## begin

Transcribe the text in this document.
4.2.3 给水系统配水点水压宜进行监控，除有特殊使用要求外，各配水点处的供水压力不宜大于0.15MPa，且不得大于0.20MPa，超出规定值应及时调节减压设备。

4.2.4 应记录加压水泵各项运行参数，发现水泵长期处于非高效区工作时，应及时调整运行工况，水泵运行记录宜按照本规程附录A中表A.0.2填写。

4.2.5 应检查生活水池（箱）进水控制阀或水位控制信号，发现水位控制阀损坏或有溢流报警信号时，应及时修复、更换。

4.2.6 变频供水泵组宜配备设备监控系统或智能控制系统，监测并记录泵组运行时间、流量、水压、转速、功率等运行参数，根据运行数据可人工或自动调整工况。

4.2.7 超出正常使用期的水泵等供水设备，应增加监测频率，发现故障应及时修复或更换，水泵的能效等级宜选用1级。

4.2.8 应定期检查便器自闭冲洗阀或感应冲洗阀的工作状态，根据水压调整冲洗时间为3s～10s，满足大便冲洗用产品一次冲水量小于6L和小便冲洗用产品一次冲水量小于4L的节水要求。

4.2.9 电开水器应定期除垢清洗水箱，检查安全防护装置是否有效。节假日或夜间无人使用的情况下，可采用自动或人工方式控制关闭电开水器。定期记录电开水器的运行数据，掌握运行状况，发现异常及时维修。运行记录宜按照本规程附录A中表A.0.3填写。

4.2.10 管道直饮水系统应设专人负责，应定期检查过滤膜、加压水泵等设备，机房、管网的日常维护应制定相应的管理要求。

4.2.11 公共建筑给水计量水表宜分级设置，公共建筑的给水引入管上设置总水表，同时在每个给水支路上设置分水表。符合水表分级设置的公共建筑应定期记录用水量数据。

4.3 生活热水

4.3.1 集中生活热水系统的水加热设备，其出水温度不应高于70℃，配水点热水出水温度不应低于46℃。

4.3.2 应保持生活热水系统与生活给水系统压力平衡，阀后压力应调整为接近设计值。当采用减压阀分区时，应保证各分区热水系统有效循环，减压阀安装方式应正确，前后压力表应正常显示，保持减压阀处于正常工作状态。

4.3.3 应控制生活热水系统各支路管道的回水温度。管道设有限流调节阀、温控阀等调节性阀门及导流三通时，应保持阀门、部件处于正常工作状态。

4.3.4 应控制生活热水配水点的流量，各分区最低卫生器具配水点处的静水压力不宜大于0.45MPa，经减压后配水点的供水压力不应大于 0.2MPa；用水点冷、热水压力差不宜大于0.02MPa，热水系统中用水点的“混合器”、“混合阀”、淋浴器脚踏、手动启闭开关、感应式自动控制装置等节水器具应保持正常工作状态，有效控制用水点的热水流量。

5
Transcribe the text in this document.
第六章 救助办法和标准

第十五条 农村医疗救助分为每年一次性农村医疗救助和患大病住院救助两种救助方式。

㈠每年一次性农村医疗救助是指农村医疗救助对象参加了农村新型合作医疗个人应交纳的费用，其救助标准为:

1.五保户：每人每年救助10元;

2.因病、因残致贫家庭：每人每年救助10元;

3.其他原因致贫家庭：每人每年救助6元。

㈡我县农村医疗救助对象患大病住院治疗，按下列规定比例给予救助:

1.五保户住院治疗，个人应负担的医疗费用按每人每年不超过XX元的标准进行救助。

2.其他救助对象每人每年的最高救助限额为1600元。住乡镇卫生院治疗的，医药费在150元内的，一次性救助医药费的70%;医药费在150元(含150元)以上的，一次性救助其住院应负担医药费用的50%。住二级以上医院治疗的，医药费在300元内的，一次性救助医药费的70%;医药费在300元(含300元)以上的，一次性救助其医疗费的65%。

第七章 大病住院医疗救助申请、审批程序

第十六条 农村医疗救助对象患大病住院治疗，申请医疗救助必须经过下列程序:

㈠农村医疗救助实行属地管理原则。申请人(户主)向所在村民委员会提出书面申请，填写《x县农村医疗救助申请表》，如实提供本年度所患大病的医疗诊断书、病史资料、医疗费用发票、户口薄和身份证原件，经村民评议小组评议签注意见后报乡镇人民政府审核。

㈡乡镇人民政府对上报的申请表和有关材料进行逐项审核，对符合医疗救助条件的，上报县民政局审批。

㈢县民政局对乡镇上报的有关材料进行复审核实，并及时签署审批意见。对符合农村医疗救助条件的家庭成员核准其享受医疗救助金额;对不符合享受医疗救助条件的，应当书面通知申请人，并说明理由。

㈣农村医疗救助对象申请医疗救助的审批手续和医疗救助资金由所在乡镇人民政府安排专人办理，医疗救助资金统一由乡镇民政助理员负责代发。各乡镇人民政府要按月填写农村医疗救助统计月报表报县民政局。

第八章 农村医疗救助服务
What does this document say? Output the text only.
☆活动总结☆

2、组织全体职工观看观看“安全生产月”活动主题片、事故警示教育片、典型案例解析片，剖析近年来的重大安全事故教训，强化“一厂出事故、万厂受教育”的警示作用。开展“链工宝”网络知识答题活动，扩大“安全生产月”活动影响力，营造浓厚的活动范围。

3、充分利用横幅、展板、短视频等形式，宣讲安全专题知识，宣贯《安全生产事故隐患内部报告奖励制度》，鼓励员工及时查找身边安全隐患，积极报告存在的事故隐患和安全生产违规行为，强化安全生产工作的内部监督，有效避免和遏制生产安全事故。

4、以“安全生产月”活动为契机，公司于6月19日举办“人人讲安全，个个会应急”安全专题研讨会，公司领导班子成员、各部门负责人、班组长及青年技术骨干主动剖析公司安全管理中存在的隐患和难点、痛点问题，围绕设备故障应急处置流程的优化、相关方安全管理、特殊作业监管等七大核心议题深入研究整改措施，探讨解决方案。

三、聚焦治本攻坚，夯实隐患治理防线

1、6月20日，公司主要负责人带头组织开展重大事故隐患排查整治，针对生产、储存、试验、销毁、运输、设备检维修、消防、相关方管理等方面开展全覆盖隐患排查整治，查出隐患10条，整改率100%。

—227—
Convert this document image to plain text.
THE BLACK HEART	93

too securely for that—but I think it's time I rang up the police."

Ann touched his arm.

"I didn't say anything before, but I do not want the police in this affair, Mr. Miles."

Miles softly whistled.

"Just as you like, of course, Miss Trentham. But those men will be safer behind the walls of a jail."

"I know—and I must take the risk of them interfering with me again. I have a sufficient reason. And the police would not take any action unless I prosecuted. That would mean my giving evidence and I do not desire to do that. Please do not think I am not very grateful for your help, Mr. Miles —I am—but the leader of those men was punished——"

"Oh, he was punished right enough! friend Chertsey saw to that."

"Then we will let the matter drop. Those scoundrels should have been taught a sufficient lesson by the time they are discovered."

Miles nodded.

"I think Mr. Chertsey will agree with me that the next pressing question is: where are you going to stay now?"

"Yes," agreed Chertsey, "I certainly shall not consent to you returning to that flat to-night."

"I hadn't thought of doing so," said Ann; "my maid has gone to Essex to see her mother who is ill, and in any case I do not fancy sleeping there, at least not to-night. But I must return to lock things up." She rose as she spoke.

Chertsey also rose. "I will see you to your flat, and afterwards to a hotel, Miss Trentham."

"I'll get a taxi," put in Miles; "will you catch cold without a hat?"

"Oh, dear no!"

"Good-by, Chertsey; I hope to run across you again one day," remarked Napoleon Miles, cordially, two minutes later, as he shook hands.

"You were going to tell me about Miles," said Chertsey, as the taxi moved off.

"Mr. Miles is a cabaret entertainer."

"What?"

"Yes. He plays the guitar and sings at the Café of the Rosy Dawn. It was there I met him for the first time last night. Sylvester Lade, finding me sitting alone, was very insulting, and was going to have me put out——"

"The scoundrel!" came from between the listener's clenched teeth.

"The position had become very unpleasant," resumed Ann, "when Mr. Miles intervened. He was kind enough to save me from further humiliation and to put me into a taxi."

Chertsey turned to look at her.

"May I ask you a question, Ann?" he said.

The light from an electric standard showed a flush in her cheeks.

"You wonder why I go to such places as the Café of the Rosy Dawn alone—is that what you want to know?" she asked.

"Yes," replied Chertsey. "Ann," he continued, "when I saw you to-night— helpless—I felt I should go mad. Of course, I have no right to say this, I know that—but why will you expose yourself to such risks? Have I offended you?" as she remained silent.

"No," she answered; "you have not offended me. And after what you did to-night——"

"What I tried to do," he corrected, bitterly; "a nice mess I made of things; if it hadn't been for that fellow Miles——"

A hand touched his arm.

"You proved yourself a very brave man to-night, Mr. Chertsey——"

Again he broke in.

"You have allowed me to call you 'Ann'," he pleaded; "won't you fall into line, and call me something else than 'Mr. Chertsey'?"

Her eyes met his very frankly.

## end

What the task requires — State how many lines hold the word "things". The number is the whole answer.

Output for this exercise — 2